**ENTRIES PROVIDED:**
╔══

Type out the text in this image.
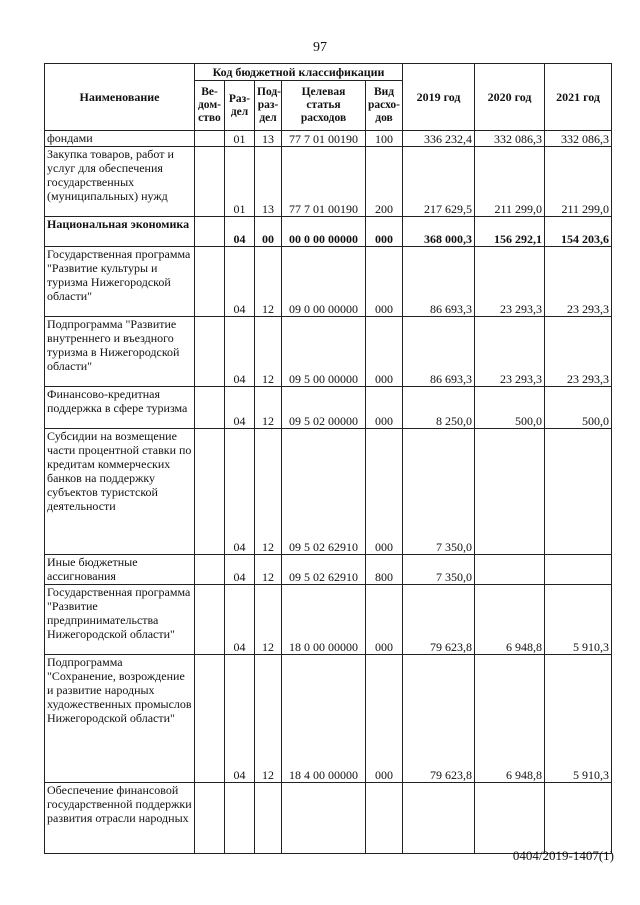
97
Наименование	Код бюджетной классификации					2019 год	2020 год	2021 год
	Ве-дом-ство	Раз-дел	Под-раз-дел	Целевая статья расходов	Вид расхо-дов			
фондами		01	13	77 7 01 00190	100	336 232,4	332 086,3	332 086,3
Закупка товаров, работ и услуг для обеспечения государственных (муниципальных) нужд		01	13	77 7 01 00190	200	217 629,5	211 299,0	211 299,0
Национальная экономика		04	00	00 0 00 00000	000	368 000,3	156 292,1	154 203,6
Государственная программа "Развитие культуры и туризма Нижегородской области"		04	12	09 0 00 00000	000	86 693,3	23 293,3	23 293,3
Подпрограмма "Развитие внутреннего и въездного туризма в Нижегородской области"		04	12	09 5 00 00000	000	86 693,3	23 293,3	23 293,3
Финансово-кредитная поддержка в сфере туризма		04	12	09 5 02 00000	000	8 250,0	500,0	500,0
Субсидии на возмещение части процентной ставки по кредитам коммерческих банков на поддержку субъектов туристской деятельности		04	12	09 5 02 62910	000	7 350,0		
Иные бюджетные ассигнования		04	12	09 5 02 62910	800	7 350,0		
Государственная программа "Развитие предпринимательства Нижегородской области"		04	12	18 0 00 00000	000	79 623,8	6 948,8	5 910,3
Подпрограмма "Сохранение, возрождение и развитие народных художественных промыслов Нижегородской области"		04	12	18 4 00 00000	000	79 623,8	6 948,8	5 910,3
Обеспечение финансовой государственной поддержки развития отрасли народных								
0404/2019-1407(1)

╚══

**WHAT THE TASK REQUIRES:** Excluding the pictures, restate the records above word for word.

**RESULT OF THIS TASK:**
Type out the text in this image.
97
Наименование	Код бюджетной классификации					2019 год	2020 год	2021 год
	Ве-дом-ство	Раз-дел	Под-раз-дел	Целевая статья расходов	Вид расхо-дов			
фондами		01	13	77 7 01 00190	100	336 232,4	332 086,3	332 086,3
Закупка товаров, работ и услуг для обеспечения государственных (муниципальных) нужд		01	13	77 7 01 00190	200	217 629,5	211 299,0	211 299,0
Национальная экономика		04	00	00 0 00 00000	000	368 000,3	156 292,1	154 203,6
Государственная программа "Развитие культуры и туризма Нижегородской области"		04	12	09 0 00 00000	000	86 693,3	23 293,3	23 293,3
Подпрограмма "Развитие внутреннего и въездного туризма в Нижегородской области"		04	12	09 5 00 00000	000	86 693,3	23 293,3	23 293,3
Финансово-кредитная поддержка в сфере туризма		04	12	09 5 02 00000	000	8 250,0	500,0	500,0
Субсидии на возмещение части процентной ставки по кредитам коммерческих банков на поддержку субъектов туристской деятельности		04	12	09 5 02 62910	000	7 350,0		
Иные бюджетные ассигнования		04	12	09 5 02 62910	800	7 350,0		
Государственная программа "Развитие предпринимательства Нижегородской области"		04	12	18 0 00 00000	000	79 623,8	6 948,8	5 910,3
Подпрограмма "Сохранение, возрождение и развитие народных художественных промыслов Нижегородской области"		04	12	18 4 00 00000	000	79 623,8	6 948,8	5 910,3
Обеспечение финансовой государственной поддержки развития отрасли народных								
0404/2019-1407(1)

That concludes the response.